▸ TASK GOAL: Reproduce the passage of the text on Sri Lanka's laws against same-sex relations from "Thanks to its" to "against transgender individuals.", word for word.

▸ TEXT SECTION:
*****

Thanks to its colonial legacy, Sri Lanka is one of 67 countries in the world that still criminalizes same-sex sexual relations among consenting adults. Sections 365 and 365A of Sri Lanka’s Penal Code state that “carnal intercourse against the order of nature” (in other words, any type of sex that is considered unnatural) and “acts of gross indecency” are criminal offenses punishable by law, carrying a sentence of up to 10 years. While they do not specify that these offenses pertain to same-sex sexual relations anymore, they are most often used against the lesbian, gay, bisexual, transgender, intersex and queer/questioning (LGBTIQ) community. In addition, the Vagrancy Law and Section 399 of the Penal Code regarding “cheating by personation” (referring to impersonation) are also used against the LGBTIQ community in Sri Lanka, particularly against transgender individuals.

For eons, criminalization has led to arbitrary arrests, inhumane forceful anal examinations, degrading treatment etc. It has sanctioned discrimination, stigmatization, denial of basic human rights, harassment and violence towards LGBTIQ community by state officials in the criminal justice system and unfortunately by the wider public as well. This has led to social and economic marginalization and to the exclusion of LGBTIQ individuals and groups from vital services. EQUAL GROUND, the oldest and one of the truly diverse organizations in Sri Lanka, has been fighting relentlessly for over 19 years to decriminalize consenting same-sex relationships. This has been a roller coaster ride where EQUAL GROUND encountered political and social backlash, tackled online and offline threats, hate comments etc., but it has never given up. As they say, “Rome wasn’t built in a day, but they were laying bricks every hour.” Rather, the attacks and barriers motivated EQUAL GROUND to stand firmly and continue fighting the good fight. Due to its relentless hard work and support from allies, the international community and like-minded organizations, finally we are seeing decriminalization firmly on the table — something which seemed so far-fetched only a couple of years back. 

As mentioned earlier, the criminalization of same-sex sexual conduct in Sri Lanka has its origins in 19th century British colonial law. Introduced in 1883, section 365A originally criminalized “any act of gross indecency” between males. In 1995, when reforming the Penal Code — due to a private members bill in 1995 — the government ignored recommendations to repeal the provision and instead amended Section 365A from “male person” to “person,” bringing lesbian and bisexual women within its remit. Consequently, lesbian, bisexual, transgender and queer (LBTQ) women in Sri Lanka are extremely vulnerable to harassment, violence and discrimination by State actors and by society at large. At the same time, it perpetuates and reinforces the widespread societal stigma against LBTQ women, giving license to harassment and discrimination in employment, housing, education, health care and family relations, to name a few. Realizing and experiencing such discriminatory treatment, in 2018 Rosanna Flamer-Caldera, executive director of EQUAL GROUND (with the support of Human Dignity Trust) challenged the criminalization of lesbians and bisexual women in Sri Lanka by submitting a communication to the Convention on the Elimination of all forms of Discrimination against Women (CEDAW) under the Optional Protocol in August 2018. This move was the first steppingstone towards initiating the process and talk of decriminalization. This ground-breaking case was the first time CEDAW considered an individual complaint relating specifically to the criminalization of lesbian and bisexual women. Flamer-Caldera sought a wide range of remedies, beginning with the repeal of criminalization of same-sex consensual relationships between adult women which is contrary to the Convention. She also sought amongst other things, the wider decriminalization of consensual same-sex activity in private between adults and effective protection from gender-based violence against women based on the intersection of their sex and sexual orientation.

*****

▸ DATASET EXTRACT:
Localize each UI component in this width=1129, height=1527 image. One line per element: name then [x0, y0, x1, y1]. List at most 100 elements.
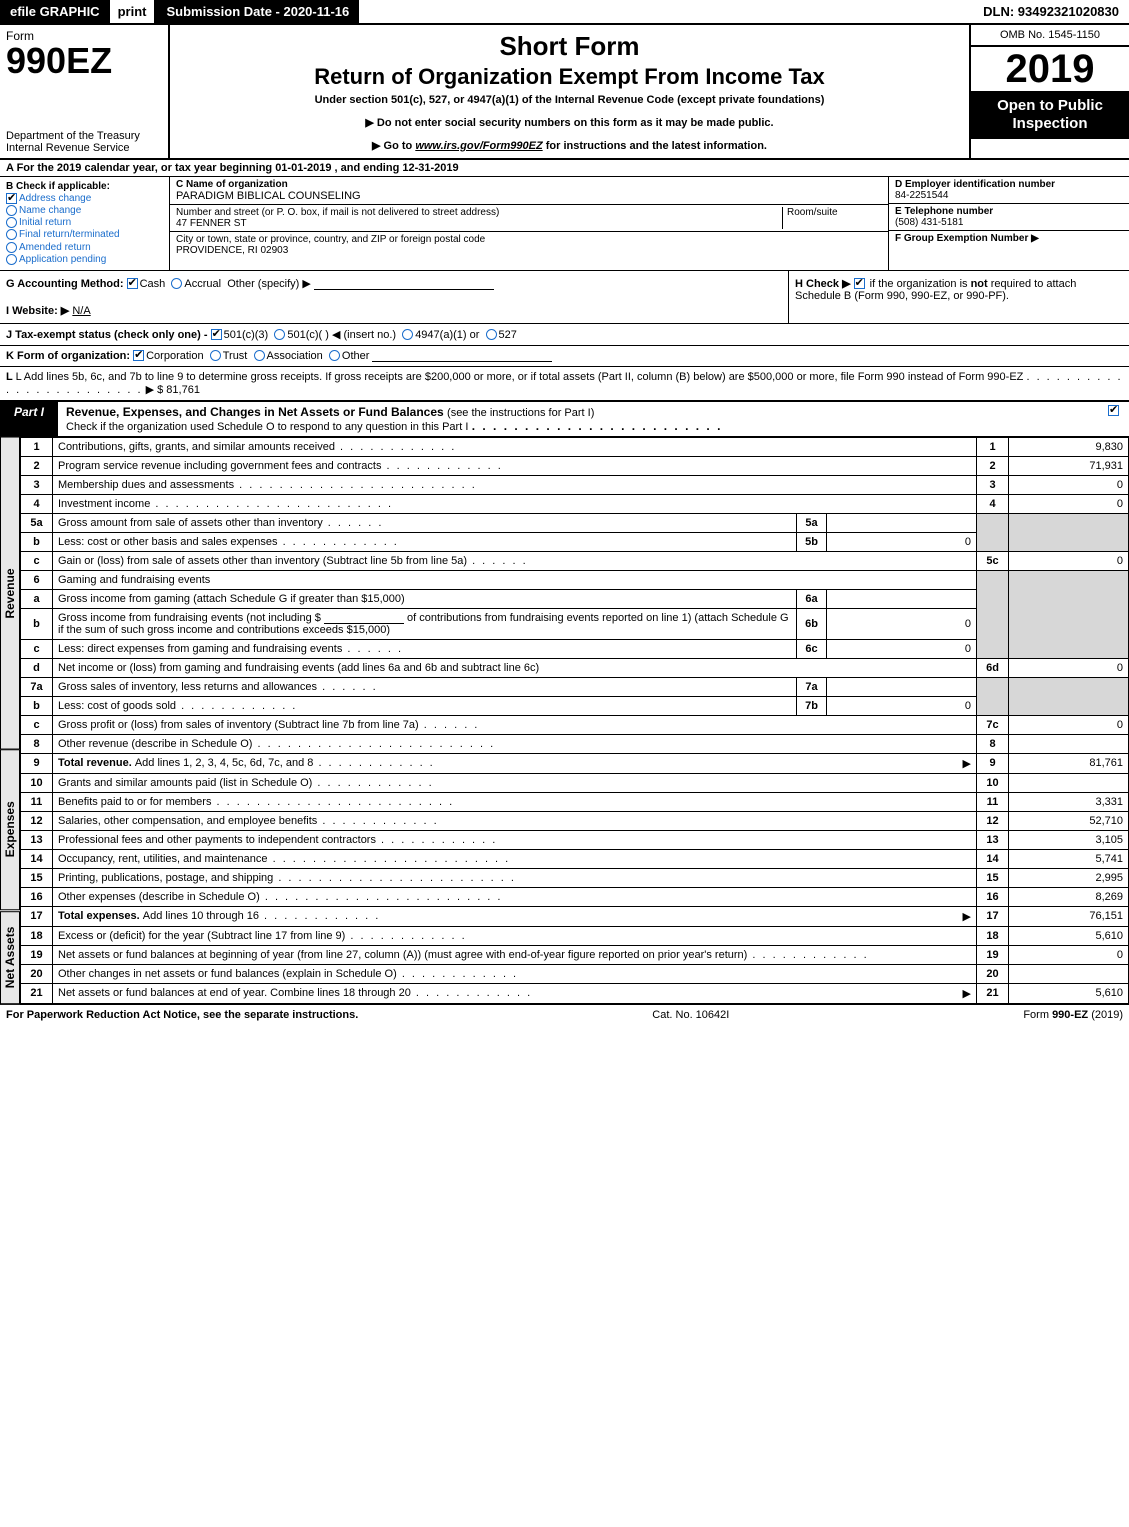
- line-4: 4 Investment income 4 0: [21, 494, 1129, 513]
- k-corp: Corporation: [146, 350, 203, 362]
- side-expenses: Expenses: [0, 749, 20, 910]
- k-assoc: Association: [267, 350, 323, 362]
- line-5a: 5a Gross amount from sale of assets othe…: [21, 513, 1129, 532]
- form-number: 990EZ: [6, 43, 162, 79]
- title-short-form: Short Form: [180, 31, 959, 62]
- line-20: 20 Other changes in net assets or fund b…: [21, 964, 1129, 983]
- revenue-table: 1 Contributions, gifts, grants, and simi…: [20, 437, 1129, 1004]
- tax-year: 2019: [971, 47, 1129, 91]
- checkbox-icon[interactable]: [6, 193, 17, 204]
- line-17: 17 Total expenses. Add lines 10 through …: [21, 906, 1129, 926]
- form-header: Form 990EZ Department of the Treasury In…: [0, 25, 1129, 160]
- j-501c3-checkbox[interactable]: [211, 329, 222, 340]
- line-6c: c Less: direct expenses from gaming and …: [21, 639, 1129, 658]
- b-header: B Check if applicable:: [6, 181, 110, 192]
- schedule-o-checkbox[interactable]: [1108, 405, 1119, 416]
- g-accrual: Accrual: [184, 278, 221, 290]
- ein: 84-2251544: [895, 190, 948, 201]
- cash-checkbox[interactable]: [127, 278, 138, 289]
- line-1: 1 Contributions, gifts, grants, and simi…: [21, 437, 1129, 456]
- h-row: H Check ▶ if the organization is not req…: [789, 271, 1129, 323]
- line-3: 3 Membership dues and assessments 3 0: [21, 475, 1129, 494]
- k-row: K Form of organization: Corporation Trus…: [0, 346, 1129, 367]
- j-row: J Tax-exempt status (check only one) - 5…: [0, 324, 1129, 346]
- application-pending[interactable]: Application pending: [6, 254, 163, 265]
- dept-treasury: Department of the Treasury: [6, 130, 162, 142]
- j-527-radio[interactable]: [486, 329, 497, 340]
- radio-icon[interactable]: [6, 242, 17, 253]
- radio-icon[interactable]: [6, 254, 17, 265]
- i-label: I Website: ▶: [6, 305, 69, 317]
- part1-header: Part I Revenue, Expenses, and Changes in…: [0, 400, 1129, 437]
- omb-number: OMB No. 1545-1150: [971, 25, 1129, 47]
- address-change[interactable]: Address change: [6, 193, 163, 204]
- k-corp-checkbox[interactable]: [133, 350, 144, 361]
- line-6: 6 Gaming and fundraising events: [21, 570, 1129, 589]
- final-return[interactable]: Final return/terminated: [6, 229, 163, 240]
- other-specify-input[interactable]: [314, 278, 494, 290]
- radio-icon[interactable]: [6, 217, 17, 228]
- g-label: G Accounting Method:: [6, 278, 124, 290]
- header-right: OMB No. 1545-1150 2019 Open to Public In…: [969, 25, 1129, 158]
- print-button[interactable]: print: [110, 0, 157, 23]
- line-12: 12 Salaries, other compensation, and emp…: [21, 811, 1129, 830]
- contrib-amount-input[interactable]: [324, 612, 404, 624]
- cat-no: Cat. No. 10642I: [652, 1009, 729, 1021]
- room-suite-label: Room/suite: [782, 207, 882, 229]
- g-cash: Cash: [140, 278, 166, 290]
- amended-return[interactable]: Amended return: [6, 242, 163, 253]
- line-5b: b Less: cost or other basis and sales ex…: [21, 532, 1129, 551]
- top-bar: efile GRAPHIC print Submission Date - 20…: [0, 0, 1129, 25]
- line-9: 9 Total revenue. Add lines 1, 2, 3, 4, 5…: [21, 753, 1129, 773]
- side-revenue: Revenue: [0, 437, 20, 750]
- goto-post: for instructions and the latest informat…: [546, 140, 767, 152]
- line-7b: b Less: cost of goods sold 7b 0: [21, 696, 1129, 715]
- g-row: G Accounting Method: Cash Accrual Other …: [6, 277, 782, 290]
- part1-label: Part I: [0, 402, 58, 436]
- h-checkbox[interactable]: [854, 278, 865, 289]
- section-ghi: G Accounting Method: Cash Accrual Other …: [0, 271, 1129, 324]
- part1-sub: (see the instructions for Part I): [447, 407, 594, 419]
- irs-link[interactable]: www.irs.gov/Form990EZ: [415, 140, 542, 152]
- addr-label: Number and street (or P. O. box, if mail…: [176, 207, 499, 218]
- line-6a: a Gross income from gaming (attach Sched…: [21, 589, 1129, 608]
- e-label: E Telephone number: [895, 206, 993, 217]
- k-trust-radio[interactable]: [210, 350, 221, 361]
- k-other-input[interactable]: [372, 350, 552, 362]
- name-change[interactable]: Name change: [6, 205, 163, 216]
- j-label: J Tax-exempt status (check only one) -: [6, 329, 208, 341]
- line-7a: 7a Gross sales of inventory, less return…: [21, 677, 1129, 696]
- j-501c-radio[interactable]: [274, 329, 285, 340]
- h-not: not: [971, 278, 988, 290]
- j-4947: 4947(a)(1) or: [415, 329, 479, 341]
- k-other-radio[interactable]: [329, 350, 340, 361]
- part1-check-line: Check if the organization used Schedule …: [66, 421, 468, 433]
- city-state-zip: PROVIDENCE, RI 02903: [176, 245, 288, 256]
- goto-line: ▶ Go to www.irs.gov/Form990EZ for instru…: [180, 139, 959, 152]
- line-14: 14 Occupancy, rent, utilities, and maint…: [21, 849, 1129, 868]
- radio-icon[interactable]: [6, 205, 17, 216]
- header-left: Form 990EZ Department of the Treasury In…: [0, 25, 170, 158]
- h-text-1: if the organization is: [870, 278, 971, 290]
- section-bcdef: B Check if applicable: Address change Na…: [0, 177, 1129, 271]
- j-4947-radio[interactable]: [402, 329, 413, 340]
- efile-label: efile GRAPHIC: [0, 0, 110, 23]
- radio-icon[interactable]: [6, 229, 17, 240]
- accrual-radio[interactable]: [171, 278, 182, 289]
- d-label: D Employer identification number: [895, 179, 1055, 190]
- initial-return[interactable]: Initial return: [6, 217, 163, 228]
- side-net-assets: Net Assets: [0, 911, 20, 1004]
- goto-pre: ▶ Go to: [372, 140, 415, 152]
- line-13: 13 Professional fees and other payments …: [21, 830, 1129, 849]
- j-501c: 501(c)( ) ◀ (insert no.): [287, 329, 396, 341]
- website-value: N/A: [72, 305, 90, 317]
- k-trust: Trust: [223, 350, 248, 362]
- period-row: A For the 2019 calendar year, or tax yea…: [0, 160, 1129, 177]
- city-label: City or town, state or province, country…: [176, 234, 485, 245]
- form-ref: Form 990-EZ (2019): [1023, 1009, 1123, 1021]
- part1-title: Revenue, Expenses, and Changes in Net As…: [58, 402, 1100, 436]
- k-label: K Form of organization:: [6, 350, 130, 362]
- k-assoc-radio[interactable]: [254, 350, 265, 361]
- j-501c3: 501(c)(3): [224, 329, 269, 341]
- right-info: D Employer identification number 84-2251…: [889, 177, 1129, 270]
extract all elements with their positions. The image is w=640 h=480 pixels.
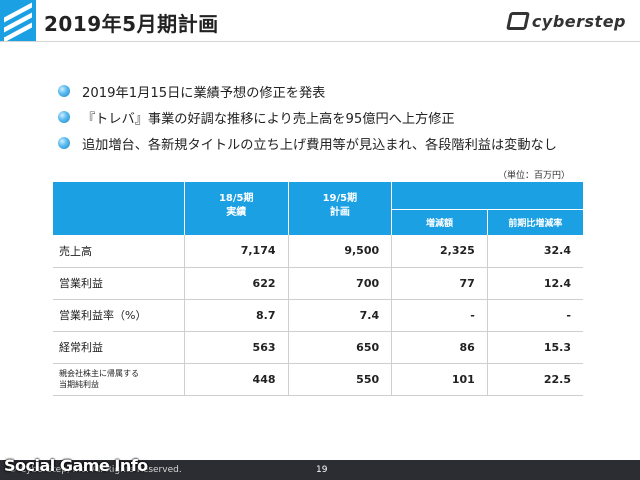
cell-change-rate: 12.4 [486, 267, 583, 300]
brand-name: cyberstep [531, 11, 626, 31]
cell-change-amount: 77 [391, 267, 488, 300]
header-change-rate: 前期比増減率 [486, 208, 583, 235]
row-label: 親会社株主に帰属する 当期純利益 [53, 363, 185, 396]
slide-footer: © CyberStep, Inc. All Rights Reserved. 1… [0, 460, 640, 480]
bullet-text: 2019年1月15日に業績予想の修正を発表 [82, 85, 326, 101]
page-title: 2019年5月期計画 [44, 12, 219, 36]
bullet-item: 『トレバ』事業の好調な推移により売上高を95億円へ上方修正 [58, 104, 618, 130]
row-label: 売上高 [53, 235, 185, 268]
bullet-dot-icon [58, 85, 70, 97]
cell-fy18: 7,174 [183, 235, 289, 268]
plan-table: 18/5期 実績 19/5期 計画 増減額 前期比増減率 売上高 7,174 9… [53, 182, 583, 396]
cell-fy19: 650 [287, 331, 392, 364]
header-fy19-plan: 19/5期 計画 [287, 182, 392, 235]
bullet-dot-icon [58, 137, 70, 149]
bullet-list: 2019年1月15日に業績予想の修正を発表 『トレバ』事業の好調な推移により売上… [58, 78, 618, 156]
bullet-text: 追加増台、各新規タイトルの立ち上げ費用等が見込まれ、各段階利益は変動なし [82, 137, 557, 153]
cell-change-amount: 86 [391, 331, 488, 364]
cell-change-rate: 22.5 [486, 363, 583, 396]
cell-fy19: 9,500 [287, 235, 392, 268]
row-label: 営業利益 [53, 267, 185, 300]
table-row: 営業利益 622 700 77 12.4 [53, 267, 583, 300]
bullet-item: 2019年1月15日に業績予想の修正を発表 [58, 78, 618, 104]
table-row: 営業利益率（%） 8.7 7.4 - - [53, 299, 583, 332]
corner-logo-icon [0, 0, 36, 43]
header-fy18-actual: 18/5期 実績 [183, 182, 289, 235]
cell-fy19: 550 [287, 363, 392, 396]
cell-fy18: 448 [183, 363, 289, 396]
cell-change-rate: 32.4 [486, 235, 583, 268]
table-row: 親会社株主に帰属する 当期純利益 448 550 101 22.5 [53, 363, 583, 396]
table-row: 経常利益 563 650 86 15.3 [53, 331, 583, 364]
cell-fy18: 563 [183, 331, 289, 364]
table-corner-cell [53, 182, 185, 235]
cell-change-rate: - [486, 299, 583, 332]
header-divider [0, 41, 640, 42]
slide-header: 2019年5月期計画 cyberstep [0, 0, 640, 43]
header-change-group [391, 182, 583, 209]
cell-fy19: 7.4 [287, 299, 392, 332]
cell-change-amount: - [391, 299, 488, 332]
bullet-dot-icon [58, 111, 70, 123]
page-number: 19 [316, 465, 328, 475]
watermark-text: Social Game Info [4, 456, 148, 475]
header-change-amount: 増減額 [391, 208, 488, 235]
table-row: 売上高 7,174 9,500 2,325 32.4 [53, 235, 583, 268]
bullet-text: 『トレバ』事業の好調な推移により売上高を95億円へ上方修正 [82, 111, 455, 127]
row-label: 経常利益 [53, 331, 185, 364]
brand-logo: cyberstep [505, 10, 626, 32]
cell-change-amount: 2,325 [391, 235, 488, 268]
bullet-item: 追加増台、各新規タイトルの立ち上げ費用等が見込まれ、各段階利益は変動なし [58, 130, 618, 156]
cell-fy18: 8.7 [183, 299, 289, 332]
unit-note: （単位：百万円） [497, 171, 570, 181]
cell-change-amount: 101 [391, 363, 488, 396]
brand-logo-icon [505, 12, 530, 30]
row-label: 営業利益率（%） [53, 299, 185, 332]
copyright-text: © CyberStep, Inc. All Rights Reserved. [8, 465, 182, 475]
cell-fy18: 622 [183, 267, 289, 300]
cell-change-rate: 15.3 [486, 331, 583, 364]
cell-fy19: 700 [287, 267, 392, 300]
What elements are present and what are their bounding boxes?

*****

▸ FULL RESPONSE:
Thanks to its colonial legacy, Sri Lanka is one of 67 countries in the world that still criminalizes same-sex sexual relations among consenting adults. Sections 365 and 365A of Sri Lanka’s Penal Code state that “carnal intercourse against the order of nature” (in other words, any type of sex that is considered unnatural) and “acts of gross indecency” are criminal offenses punishable by law, carrying a sentence of up to 10 years. While they do not specify that these offenses pertain to same-sex sexual relations anymore, they are most often used against the lesbian, gay, bisexual, transgender, intersex and queer/questioning (LGBTIQ) community. In addition, the Vagrancy Law and Section 399 of the Penal Code regarding “cheating by personation” (referring to impersonation) are also used against the LGBTIQ community in Sri Lanka, particularly against transgender individuals.